Stored items
::::::::::
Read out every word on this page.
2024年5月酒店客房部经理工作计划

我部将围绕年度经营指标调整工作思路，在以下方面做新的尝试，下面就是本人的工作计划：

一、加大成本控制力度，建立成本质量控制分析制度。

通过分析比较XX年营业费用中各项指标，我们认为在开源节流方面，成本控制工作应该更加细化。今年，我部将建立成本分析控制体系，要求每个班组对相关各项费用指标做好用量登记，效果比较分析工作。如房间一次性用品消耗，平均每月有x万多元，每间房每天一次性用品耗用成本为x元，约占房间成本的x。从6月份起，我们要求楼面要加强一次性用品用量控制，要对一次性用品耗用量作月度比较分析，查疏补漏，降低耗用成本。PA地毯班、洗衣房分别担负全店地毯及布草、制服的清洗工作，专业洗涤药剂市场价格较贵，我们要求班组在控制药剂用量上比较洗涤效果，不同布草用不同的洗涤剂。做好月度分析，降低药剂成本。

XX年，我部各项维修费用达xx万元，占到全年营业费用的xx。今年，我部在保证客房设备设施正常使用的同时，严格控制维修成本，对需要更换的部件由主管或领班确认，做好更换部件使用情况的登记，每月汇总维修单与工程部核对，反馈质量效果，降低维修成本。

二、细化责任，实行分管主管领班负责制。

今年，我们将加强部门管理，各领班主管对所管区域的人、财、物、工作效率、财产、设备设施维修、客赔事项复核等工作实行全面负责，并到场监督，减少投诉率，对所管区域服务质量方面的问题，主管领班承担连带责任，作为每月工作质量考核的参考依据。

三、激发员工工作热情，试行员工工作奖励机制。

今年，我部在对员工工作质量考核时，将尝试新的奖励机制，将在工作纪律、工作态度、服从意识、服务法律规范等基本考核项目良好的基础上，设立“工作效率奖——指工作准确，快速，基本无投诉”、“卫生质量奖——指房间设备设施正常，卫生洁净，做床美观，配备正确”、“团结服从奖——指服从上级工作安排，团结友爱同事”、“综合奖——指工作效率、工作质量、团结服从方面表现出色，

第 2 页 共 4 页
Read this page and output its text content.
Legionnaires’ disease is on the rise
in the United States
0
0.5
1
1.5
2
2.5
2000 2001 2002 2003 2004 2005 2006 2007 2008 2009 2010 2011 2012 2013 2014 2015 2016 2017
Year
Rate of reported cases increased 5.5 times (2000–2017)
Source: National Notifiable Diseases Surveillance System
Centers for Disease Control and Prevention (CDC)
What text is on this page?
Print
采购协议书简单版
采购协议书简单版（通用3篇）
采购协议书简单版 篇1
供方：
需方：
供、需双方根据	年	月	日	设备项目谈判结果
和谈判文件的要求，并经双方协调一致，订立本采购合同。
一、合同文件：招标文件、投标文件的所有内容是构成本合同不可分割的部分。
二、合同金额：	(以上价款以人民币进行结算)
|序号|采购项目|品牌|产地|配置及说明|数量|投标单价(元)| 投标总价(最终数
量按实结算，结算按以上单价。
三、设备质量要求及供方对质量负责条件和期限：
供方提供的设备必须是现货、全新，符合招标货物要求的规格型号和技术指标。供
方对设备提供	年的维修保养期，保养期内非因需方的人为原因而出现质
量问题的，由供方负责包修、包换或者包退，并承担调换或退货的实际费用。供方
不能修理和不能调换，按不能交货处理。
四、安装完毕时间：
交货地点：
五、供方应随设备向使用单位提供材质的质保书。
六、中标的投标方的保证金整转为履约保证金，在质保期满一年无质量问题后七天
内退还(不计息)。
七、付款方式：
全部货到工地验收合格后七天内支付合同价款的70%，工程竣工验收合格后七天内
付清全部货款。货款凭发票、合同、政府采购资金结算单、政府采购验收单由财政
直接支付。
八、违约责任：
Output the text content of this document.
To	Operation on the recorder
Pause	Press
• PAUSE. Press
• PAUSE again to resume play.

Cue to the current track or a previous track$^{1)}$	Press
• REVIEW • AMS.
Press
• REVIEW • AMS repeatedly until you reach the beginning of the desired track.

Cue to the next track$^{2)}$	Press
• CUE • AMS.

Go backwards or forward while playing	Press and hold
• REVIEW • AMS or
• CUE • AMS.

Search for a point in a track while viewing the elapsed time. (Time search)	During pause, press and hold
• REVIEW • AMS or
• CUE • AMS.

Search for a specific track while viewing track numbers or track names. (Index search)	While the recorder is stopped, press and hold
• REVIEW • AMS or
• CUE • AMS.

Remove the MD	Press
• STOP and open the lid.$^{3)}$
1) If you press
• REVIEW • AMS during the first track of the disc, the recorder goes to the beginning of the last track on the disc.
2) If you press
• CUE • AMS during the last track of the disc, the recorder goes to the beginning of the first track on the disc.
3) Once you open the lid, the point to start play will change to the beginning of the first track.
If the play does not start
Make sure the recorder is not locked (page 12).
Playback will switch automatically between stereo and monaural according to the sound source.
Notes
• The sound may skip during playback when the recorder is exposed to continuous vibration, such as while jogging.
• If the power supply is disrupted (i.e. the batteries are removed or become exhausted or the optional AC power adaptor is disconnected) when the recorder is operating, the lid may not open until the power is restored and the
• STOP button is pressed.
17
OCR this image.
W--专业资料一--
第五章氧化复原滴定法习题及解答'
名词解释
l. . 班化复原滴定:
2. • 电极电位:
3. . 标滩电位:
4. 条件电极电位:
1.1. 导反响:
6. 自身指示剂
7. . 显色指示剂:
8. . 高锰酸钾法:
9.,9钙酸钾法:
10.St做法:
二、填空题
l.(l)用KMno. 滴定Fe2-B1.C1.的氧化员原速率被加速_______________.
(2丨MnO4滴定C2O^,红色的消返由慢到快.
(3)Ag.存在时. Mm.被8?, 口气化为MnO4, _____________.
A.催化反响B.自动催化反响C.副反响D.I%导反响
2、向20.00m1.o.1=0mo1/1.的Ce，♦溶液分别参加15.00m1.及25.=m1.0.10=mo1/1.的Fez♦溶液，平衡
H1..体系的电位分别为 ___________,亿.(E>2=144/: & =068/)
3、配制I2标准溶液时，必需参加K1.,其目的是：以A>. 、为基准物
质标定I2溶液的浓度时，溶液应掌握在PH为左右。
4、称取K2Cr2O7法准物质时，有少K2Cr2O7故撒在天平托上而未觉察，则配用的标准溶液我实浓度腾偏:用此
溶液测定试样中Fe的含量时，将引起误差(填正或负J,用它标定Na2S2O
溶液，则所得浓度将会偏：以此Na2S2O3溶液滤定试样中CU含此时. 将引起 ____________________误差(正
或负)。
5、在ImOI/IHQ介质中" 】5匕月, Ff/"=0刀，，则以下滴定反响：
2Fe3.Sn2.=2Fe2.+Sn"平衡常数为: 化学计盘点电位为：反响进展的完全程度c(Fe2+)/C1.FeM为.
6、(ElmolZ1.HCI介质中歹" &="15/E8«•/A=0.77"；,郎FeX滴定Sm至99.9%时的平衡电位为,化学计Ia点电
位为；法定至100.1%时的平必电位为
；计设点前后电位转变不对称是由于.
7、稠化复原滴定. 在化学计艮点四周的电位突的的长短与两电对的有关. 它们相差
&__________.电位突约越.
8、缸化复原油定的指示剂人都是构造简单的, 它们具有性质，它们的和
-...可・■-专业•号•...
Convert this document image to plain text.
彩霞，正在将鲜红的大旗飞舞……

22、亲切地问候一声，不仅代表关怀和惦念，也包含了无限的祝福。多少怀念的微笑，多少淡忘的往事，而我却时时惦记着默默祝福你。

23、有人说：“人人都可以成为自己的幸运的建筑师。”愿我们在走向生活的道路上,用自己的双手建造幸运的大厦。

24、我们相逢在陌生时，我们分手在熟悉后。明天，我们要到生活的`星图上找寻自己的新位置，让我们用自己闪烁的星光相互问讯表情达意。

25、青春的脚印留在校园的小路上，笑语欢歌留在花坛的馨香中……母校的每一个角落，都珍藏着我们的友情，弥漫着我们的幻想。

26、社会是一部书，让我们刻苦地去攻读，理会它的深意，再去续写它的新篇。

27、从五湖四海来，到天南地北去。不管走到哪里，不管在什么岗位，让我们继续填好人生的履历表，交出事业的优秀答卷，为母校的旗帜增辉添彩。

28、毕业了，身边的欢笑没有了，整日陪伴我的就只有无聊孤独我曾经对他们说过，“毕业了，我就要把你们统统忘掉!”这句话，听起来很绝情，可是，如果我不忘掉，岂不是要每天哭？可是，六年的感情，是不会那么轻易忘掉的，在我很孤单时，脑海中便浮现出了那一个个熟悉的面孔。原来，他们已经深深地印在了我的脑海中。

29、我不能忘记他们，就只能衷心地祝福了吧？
::::::::::
== PROBLEM TO WORK ON ==
Using the entries above, tally how many lines have the word "Read" in them; write the number and nothing more.

== IN RESPONSE ==
2